REQUIREMENTS:
Return the material word for word. Do not include pictures.

====

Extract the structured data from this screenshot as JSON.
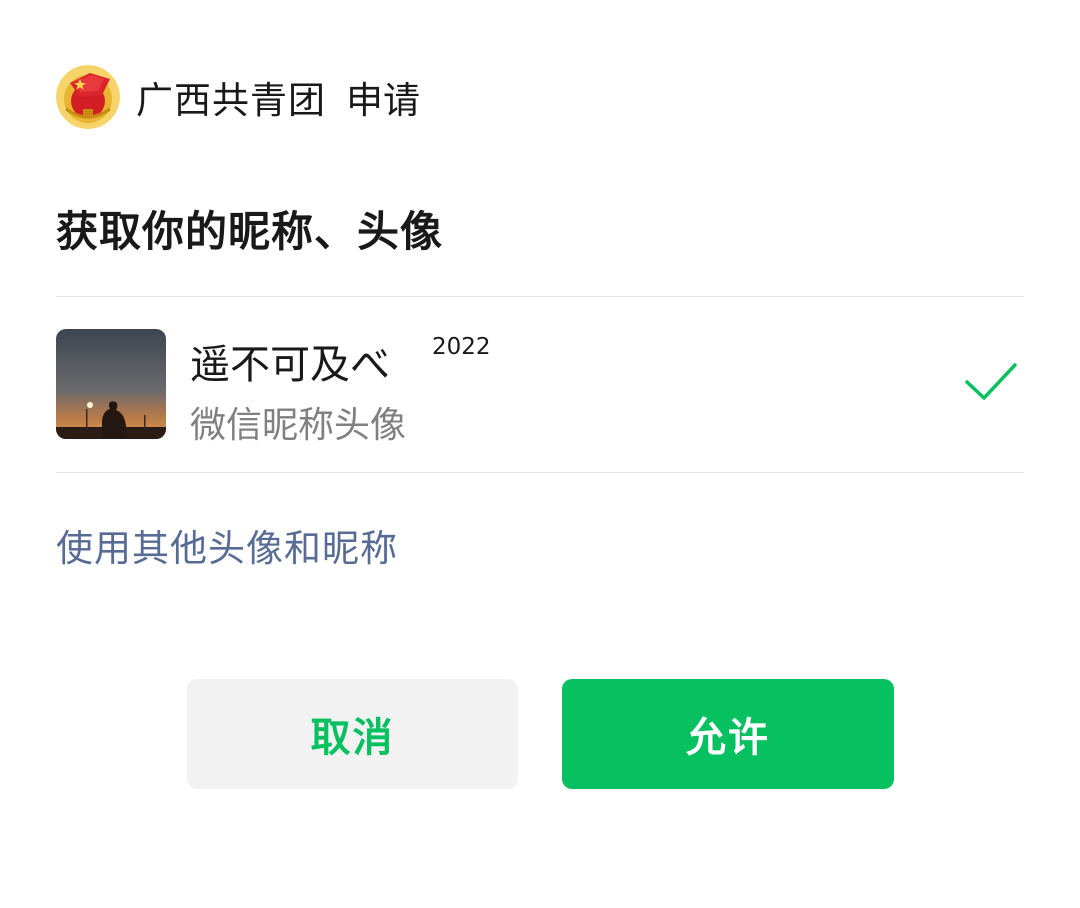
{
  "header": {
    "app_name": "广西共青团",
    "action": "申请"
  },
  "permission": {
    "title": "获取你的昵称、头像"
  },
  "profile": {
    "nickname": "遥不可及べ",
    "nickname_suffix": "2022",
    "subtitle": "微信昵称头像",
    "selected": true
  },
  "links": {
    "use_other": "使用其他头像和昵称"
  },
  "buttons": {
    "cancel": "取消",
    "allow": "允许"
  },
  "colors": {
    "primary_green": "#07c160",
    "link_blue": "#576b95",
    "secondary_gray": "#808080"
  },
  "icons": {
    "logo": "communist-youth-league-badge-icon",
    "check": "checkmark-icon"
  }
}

====

RESULT FOR THIS TASK:
Extract the structured data from this screenshot as JSON.
{
  "header": {
    "app_name": "广西共青团",
    "action": "申请"
  },
  "permission": {
    "title": "获取你的昵称、头像"
  },
  "profile": {
    "nickname": "遥不可及べ",
    "nickname_suffix": "2022",
    "subtitle": "微信昵称头像",
    "selected": true
  },
  "links": {
    "use_other": "使用其他头像和昵称"
  },
  "buttons": {
    "cancel": "取消",
    "allow": "允许"
  },
  "colors": {
    "primary_green": "#07c160",
    "link_blue": "#576b95",
    "secondary_gray": "#808080"
  },
  "icons": {
    "logo": "communist-youth-league-badge-icon",
    "check": "checkmark-icon"
  }
}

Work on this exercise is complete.